TO BE DONE.
Wherever a line in the data below holds "only", copy that line.

Dataset items:
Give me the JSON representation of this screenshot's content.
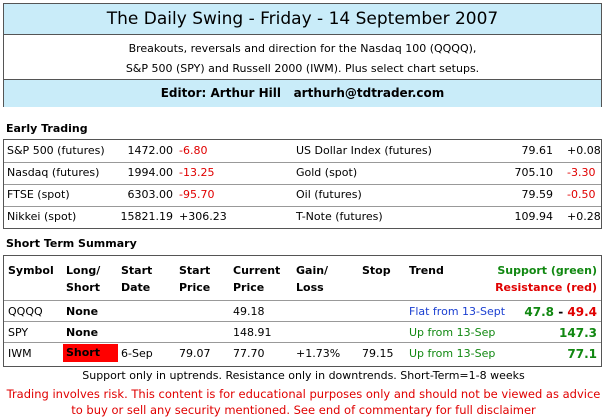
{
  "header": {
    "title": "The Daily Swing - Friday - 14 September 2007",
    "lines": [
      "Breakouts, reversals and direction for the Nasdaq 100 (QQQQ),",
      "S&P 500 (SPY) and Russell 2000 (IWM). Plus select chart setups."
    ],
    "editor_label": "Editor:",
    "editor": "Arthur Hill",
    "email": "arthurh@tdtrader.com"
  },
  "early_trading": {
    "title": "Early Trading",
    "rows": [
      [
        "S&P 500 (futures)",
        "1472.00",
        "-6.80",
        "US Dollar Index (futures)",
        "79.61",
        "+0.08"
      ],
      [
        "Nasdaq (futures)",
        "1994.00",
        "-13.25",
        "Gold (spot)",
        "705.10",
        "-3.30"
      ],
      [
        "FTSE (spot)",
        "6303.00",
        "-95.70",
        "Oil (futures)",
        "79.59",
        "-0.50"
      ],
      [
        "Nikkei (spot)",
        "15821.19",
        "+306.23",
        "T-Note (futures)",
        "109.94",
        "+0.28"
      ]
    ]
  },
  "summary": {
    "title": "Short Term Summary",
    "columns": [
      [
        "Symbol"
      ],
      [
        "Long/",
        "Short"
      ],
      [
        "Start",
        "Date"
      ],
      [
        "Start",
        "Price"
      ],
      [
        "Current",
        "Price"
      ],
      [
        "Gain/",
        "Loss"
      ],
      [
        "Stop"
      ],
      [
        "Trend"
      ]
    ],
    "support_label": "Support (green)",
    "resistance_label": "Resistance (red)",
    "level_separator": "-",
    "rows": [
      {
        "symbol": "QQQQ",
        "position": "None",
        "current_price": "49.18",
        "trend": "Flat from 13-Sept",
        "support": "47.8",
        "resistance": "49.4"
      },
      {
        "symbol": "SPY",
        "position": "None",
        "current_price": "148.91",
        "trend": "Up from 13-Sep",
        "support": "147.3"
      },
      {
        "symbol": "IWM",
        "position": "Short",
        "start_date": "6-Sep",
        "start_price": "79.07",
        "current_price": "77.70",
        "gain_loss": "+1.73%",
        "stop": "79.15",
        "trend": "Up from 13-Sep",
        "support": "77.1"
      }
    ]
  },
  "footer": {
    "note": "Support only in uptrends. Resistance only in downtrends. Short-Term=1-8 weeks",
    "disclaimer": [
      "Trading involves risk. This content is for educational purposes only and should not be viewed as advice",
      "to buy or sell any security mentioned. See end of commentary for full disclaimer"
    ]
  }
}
--
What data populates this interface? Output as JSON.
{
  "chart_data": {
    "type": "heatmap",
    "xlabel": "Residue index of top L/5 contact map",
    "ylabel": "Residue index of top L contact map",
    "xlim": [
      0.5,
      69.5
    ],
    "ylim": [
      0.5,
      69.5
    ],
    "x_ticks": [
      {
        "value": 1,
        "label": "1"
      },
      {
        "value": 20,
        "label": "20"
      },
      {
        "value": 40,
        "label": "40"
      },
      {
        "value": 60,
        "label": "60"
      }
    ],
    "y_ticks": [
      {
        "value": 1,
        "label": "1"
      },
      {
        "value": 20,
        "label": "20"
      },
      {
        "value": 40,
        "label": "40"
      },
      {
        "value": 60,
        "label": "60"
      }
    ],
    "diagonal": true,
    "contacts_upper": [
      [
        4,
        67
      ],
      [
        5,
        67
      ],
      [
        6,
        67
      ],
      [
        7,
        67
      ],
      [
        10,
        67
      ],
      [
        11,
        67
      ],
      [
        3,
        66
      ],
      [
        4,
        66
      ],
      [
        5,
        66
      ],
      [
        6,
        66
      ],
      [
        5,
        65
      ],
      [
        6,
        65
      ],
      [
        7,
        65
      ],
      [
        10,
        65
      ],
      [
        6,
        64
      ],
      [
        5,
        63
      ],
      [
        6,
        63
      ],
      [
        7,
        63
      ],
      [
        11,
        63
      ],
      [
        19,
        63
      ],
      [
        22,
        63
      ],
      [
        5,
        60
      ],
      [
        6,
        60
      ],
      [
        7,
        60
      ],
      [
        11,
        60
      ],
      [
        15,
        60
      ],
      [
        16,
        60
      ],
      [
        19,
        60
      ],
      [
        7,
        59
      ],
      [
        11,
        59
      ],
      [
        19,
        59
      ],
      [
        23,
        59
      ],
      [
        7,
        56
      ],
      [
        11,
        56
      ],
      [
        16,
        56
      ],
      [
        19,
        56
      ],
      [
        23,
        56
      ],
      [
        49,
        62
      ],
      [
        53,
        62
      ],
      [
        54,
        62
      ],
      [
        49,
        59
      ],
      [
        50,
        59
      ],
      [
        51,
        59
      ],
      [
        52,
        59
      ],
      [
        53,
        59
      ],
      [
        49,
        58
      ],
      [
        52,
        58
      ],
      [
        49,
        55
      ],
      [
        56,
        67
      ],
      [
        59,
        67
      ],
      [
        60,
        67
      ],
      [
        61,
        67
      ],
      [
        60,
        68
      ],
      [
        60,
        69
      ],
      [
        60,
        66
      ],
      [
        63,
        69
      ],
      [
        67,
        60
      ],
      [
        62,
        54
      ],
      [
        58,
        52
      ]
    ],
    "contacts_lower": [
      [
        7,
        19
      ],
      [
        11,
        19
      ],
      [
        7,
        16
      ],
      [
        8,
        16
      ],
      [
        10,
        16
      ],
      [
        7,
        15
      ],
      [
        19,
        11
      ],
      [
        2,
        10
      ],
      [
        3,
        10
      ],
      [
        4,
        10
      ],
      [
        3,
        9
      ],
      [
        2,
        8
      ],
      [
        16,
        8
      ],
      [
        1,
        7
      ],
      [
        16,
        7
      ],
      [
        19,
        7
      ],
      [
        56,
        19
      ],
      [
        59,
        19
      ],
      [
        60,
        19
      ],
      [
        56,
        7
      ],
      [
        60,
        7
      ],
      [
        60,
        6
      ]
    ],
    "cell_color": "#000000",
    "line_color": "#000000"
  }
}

COMPLETE ANSWER.
    "note": "Support only in uptrends. Resistance only in downtrends. Short-Term=1-8 weeks",
      "Trading involves risk. This content is for educational purposes only and should not be viewed as advice",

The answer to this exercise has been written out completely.